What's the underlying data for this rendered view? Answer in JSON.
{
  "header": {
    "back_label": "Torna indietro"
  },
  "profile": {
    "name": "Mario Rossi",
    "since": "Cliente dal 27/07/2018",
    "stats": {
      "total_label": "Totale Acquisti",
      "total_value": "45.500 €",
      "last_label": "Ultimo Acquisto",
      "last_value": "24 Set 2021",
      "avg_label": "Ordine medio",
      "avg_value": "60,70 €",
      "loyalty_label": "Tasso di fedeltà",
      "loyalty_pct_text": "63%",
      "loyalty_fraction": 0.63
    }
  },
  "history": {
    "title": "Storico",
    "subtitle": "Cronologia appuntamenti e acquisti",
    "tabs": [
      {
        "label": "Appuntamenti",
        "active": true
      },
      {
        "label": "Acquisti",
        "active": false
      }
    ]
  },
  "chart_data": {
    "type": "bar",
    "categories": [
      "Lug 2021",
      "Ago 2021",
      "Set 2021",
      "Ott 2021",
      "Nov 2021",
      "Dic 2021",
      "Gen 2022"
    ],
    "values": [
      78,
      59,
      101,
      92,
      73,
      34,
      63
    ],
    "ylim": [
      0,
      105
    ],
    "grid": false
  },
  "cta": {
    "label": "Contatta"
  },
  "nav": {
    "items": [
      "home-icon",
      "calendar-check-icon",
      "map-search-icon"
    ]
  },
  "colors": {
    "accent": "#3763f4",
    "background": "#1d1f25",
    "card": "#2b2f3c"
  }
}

## What the task asks:
Output the entries exactly.

## The solution:
What's the underlying data for this rendered view? Answer in JSON.
{
  "header": {
    "back_label": "Torna indietro"
  },
  "profile": {
    "name": "Mario Rossi",
    "since": "Cliente dal 27/07/2018",
    "stats": {
      "total_label": "Totale Acquisti",
      "total_value": "45.500 €",
      "last_label": "Ultimo Acquisto",
      "last_value": "24 Set 2021",
      "avg_label": "Ordine medio",
      "avg_value": "60,70 €",
      "loyalty_label": "Tasso di fedeltà",
      "loyalty_pct_text": "63%",
      "loyalty_fraction": 0.63
    }
  },
  "history": {
    "title": "Storico",
    "subtitle": "Cronologia appuntamenti e acquisti",
    "tabs": [
      {
        "label": "Appuntamenti",
        "active": true
      },
      {
        "label": "Acquisti",
        "active": false
      }
    ]
  },
  "chart_data": {
    "type": "bar",
    "categories": [
      "Lug 2021",
      "Ago 2021",
      "Set 2021",
      "Ott 2021",
      "Nov 2021",
      "Dic 2021",
      "Gen 2022"
    ],
    "values": [
      78,
      59,
      101,
      92,
      73,
      34,
      63
    ],
    "ylim": [
      0,
      105
    ],
    "grid": false
  },
  "cta": {
    "label": "Contatta"
  },
  "nav": {
    "items": [
      "home-icon",
      "calendar-check-icon",
      "map-search-icon"
    ]
  },
  "colors": {
    "accent": "#3763f4",
    "background": "#1d1f25",
    "card": "#2b2f3c"
  }
}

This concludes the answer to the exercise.